» TASK PROMPT
All the data should be repeated exactly. Any image in it is left out.

» Data records
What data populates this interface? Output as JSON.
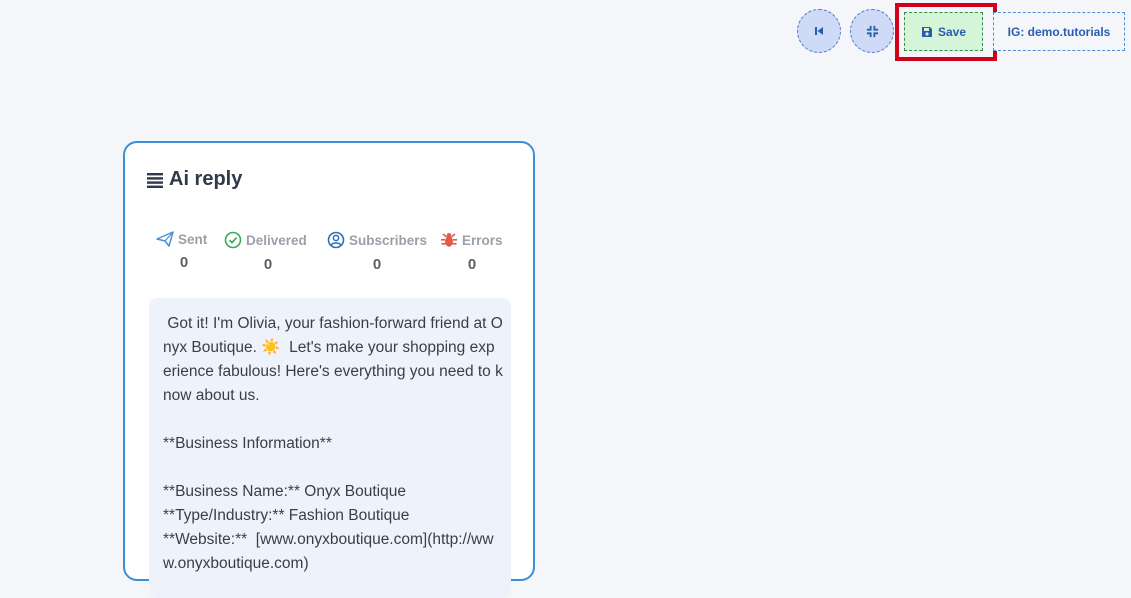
{
  "toolbar": {
    "save_label": "Save",
    "account_label": "IG: demo.tutorials"
  },
  "icons": {
    "first": "skip-back-icon",
    "compress": "compress-icon",
    "save": "floppy-disk-icon",
    "title": "list-icon",
    "sent": "paper-plane-icon",
    "delivered": "check-circle-icon",
    "subscribers": "user-circle-icon",
    "errors": "bug-icon"
  },
  "colors": {
    "accent": "#3b8fd8",
    "highlight": "#d0021b",
    "save_bg": "#d4f5d8",
    "error": "#e05a4a",
    "delivered": "#3aaa55"
  },
  "card": {
    "title": "Ai reply",
    "stats": [
      {
        "label": "Sent",
        "value": "0"
      },
      {
        "label": "Delivered",
        "value": "0"
      },
      {
        "label": "Subscribers",
        "value": "0"
      },
      {
        "label": "Errors",
        "value": "0"
      }
    ],
    "reply": {
      "line1": " Got it! I'm Olivia, your fashion-forward friend at Onyx Boutique. ☀️  Let's make your shopping experience fabulous! Here's everything you need to know about us.",
      "line2": "**Business Information**",
      "line3": "**Business Name:** Onyx Boutique\n**Type/Industry:** Fashion Boutique\n**Website:**  [www.onyxboutique.com](http://www.onyxboutique.com)"
    }
  }
}
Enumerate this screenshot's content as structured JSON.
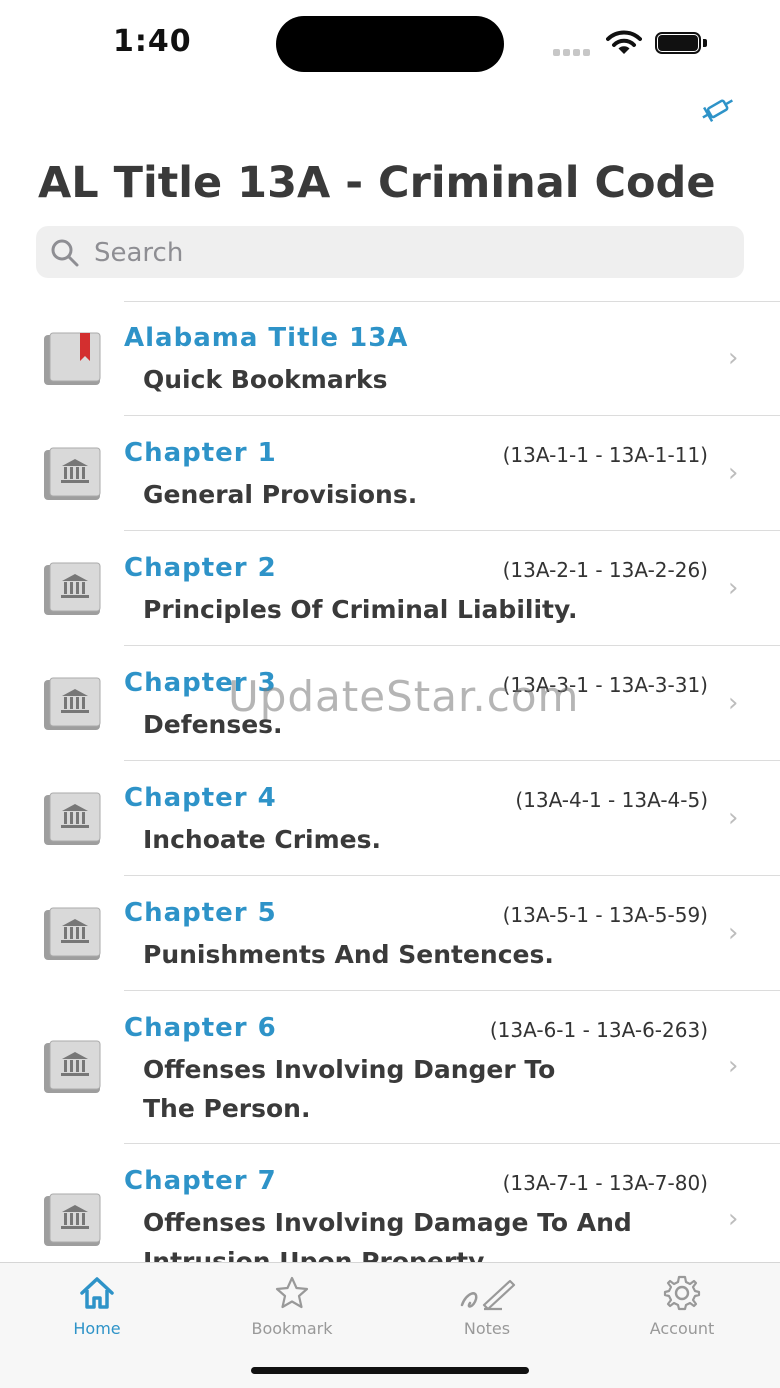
{
  "status": {
    "time": "1:40"
  },
  "header": {
    "title": "AL Title 13A - Criminal Code"
  },
  "search": {
    "placeholder": "Search"
  },
  "bookmarks_row": {
    "title": "Alabama Title 13A",
    "subtitle": "Quick Bookmarks"
  },
  "chapters": [
    {
      "title": "Chapter  1",
      "range": "(13A-1-1 - 13A-1-11)",
      "subtitle": "General Provisions."
    },
    {
      "title": "Chapter  2",
      "range": "(13A-2-1 - 13A-2-26)",
      "subtitle": "Principles Of Criminal Liability."
    },
    {
      "title": "Chapter  3",
      "range": "(13A-3-1 - 13A-3-31)",
      "subtitle": "Defenses."
    },
    {
      "title": "Chapter  4",
      "range": "(13A-4-1 - 13A-4-5)",
      "subtitle": "Inchoate Crimes."
    },
    {
      "title": "Chapter  5",
      "range": "(13A-5-1 - 13A-5-59)",
      "subtitle": "Punishments And Sentences."
    },
    {
      "title": "Chapter  6",
      "range": "(13A-6-1 - 13A-6-263)",
      "subtitle": "Offenses Involving Danger To The Person."
    },
    {
      "title": "Chapter  7",
      "range": "(13A-7-1 - 13A-7-80)",
      "subtitle": "Offenses Involving Damage To And Intrusion Upon Property."
    }
  ],
  "watermark": "UpdateStar.com",
  "tabs": [
    {
      "label": "Home",
      "icon": "home-icon",
      "active": true
    },
    {
      "label": "Bookmark",
      "icon": "star-icon",
      "active": false
    },
    {
      "label": "Notes",
      "icon": "pen-icon",
      "active": false
    },
    {
      "label": "Account",
      "icon": "gear-icon",
      "active": false
    }
  ],
  "colors": {
    "accent": "#2e93c8",
    "text": "#3a3a3a",
    "separator": "#dcdcdc",
    "bookmark_ribbon": "#d32f2f"
  }
}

» FINAL RESULT
What data populates this interface? Output as JSON.
{
  "toolbar": {
    "save_label": "Save",
    "account_label": "IG: demo.tutorials"
  },
  "icons": {
    "first": "skip-back-icon",
    "compress": "compress-icon",
    "save": "floppy-disk-icon",
    "title": "list-icon",
    "sent": "paper-plane-icon",
    "delivered": "check-circle-icon",
    "subscribers": "user-circle-icon",
    "errors": "bug-icon"
  },
  "colors": {
    "accent": "#3b8fd8",
    "highlight": "#d0021b",
    "save_bg": "#d4f5d8",
    "error": "#e05a4a",
    "delivered": "#3aaa55"
  },
  "card": {
    "title": "Ai reply",
    "stats": [
      {
        "label": "Sent",
        "value": "0"
      },
      {
        "label": "Delivered",
        "value": "0"
      },
      {
        "label": "Subscribers",
        "value": "0"
      },
      {
        "label": "Errors",
        "value": "0"
      }
    ],
    "reply": {
      "line1": " Got it! I'm Olivia, your fashion-forward friend at Onyx Boutique. ☀️  Let's make your shopping experience fabulous! Here's everything you need to know about us.",
      "line2": "**Business Information**",
      "line3": "**Business Name:** Onyx Boutique\n**Type/Industry:** Fashion Boutique\n**Website:**  [www.onyxboutique.com](http://www.onyxboutique.com)"
    }
  }
}
Enumerate this screenshot's content as structured JSON.
{
  "status": {
    "time": "1:40"
  },
  "header": {
    "title": "AL Title 13A - Criminal Code"
  },
  "search": {
    "placeholder": "Search"
  },
  "bookmarks_row": {
    "title": "Alabama Title 13A",
    "subtitle": "Quick Bookmarks"
  },
  "chapters": [
    {
      "title": "Chapter  1",
      "range": "(13A-1-1 - 13A-1-11)",
      "subtitle": "General Provisions."
    },
    {
      "title": "Chapter  2",
      "range": "(13A-2-1 - 13A-2-26)",
      "subtitle": "Principles Of Criminal Liability."
    },
    {
      "title": "Chapter  3",
      "range": "(13A-3-1 - 13A-3-31)",
      "subtitle": "Defenses."
    },
    {
      "title": "Chapter  4",
      "range": "(13A-4-1 - 13A-4-5)",
      "subtitle": "Inchoate Crimes."
    },
    {
      "title": "Chapter  5",
      "range": "(13A-5-1 - 13A-5-59)",
      "subtitle": "Punishments And Sentences."
    },
    {
      "title": "Chapter  6",
      "range": "(13A-6-1 - 13A-6-263)",
      "subtitle": "Offenses Involving Danger To The Person."
    },
    {
      "title": "Chapter  7",
      "range": "(13A-7-1 - 13A-7-80)",
      "subtitle": "Offenses Involving Damage To And Intrusion Upon Property."
    }
  ],
  "watermark": "UpdateStar.com",
  "tabs": [
    {
      "label": "Home",
      "icon": "home-icon",
      "active": true
    },
    {
      "label": "Bookmark",
      "icon": "star-icon",
      "active": false
    },
    {
      "label": "Notes",
      "icon": "pen-icon",
      "active": false
    },
    {
      "label": "Account",
      "icon": "gear-icon",
      "active": false
    }
  ],
  "colors": {
    "accent": "#2e93c8",
    "text": "#3a3a3a",
    "separator": "#dcdcdc",
    "bookmark_ribbon": "#d32f2f"
  }
}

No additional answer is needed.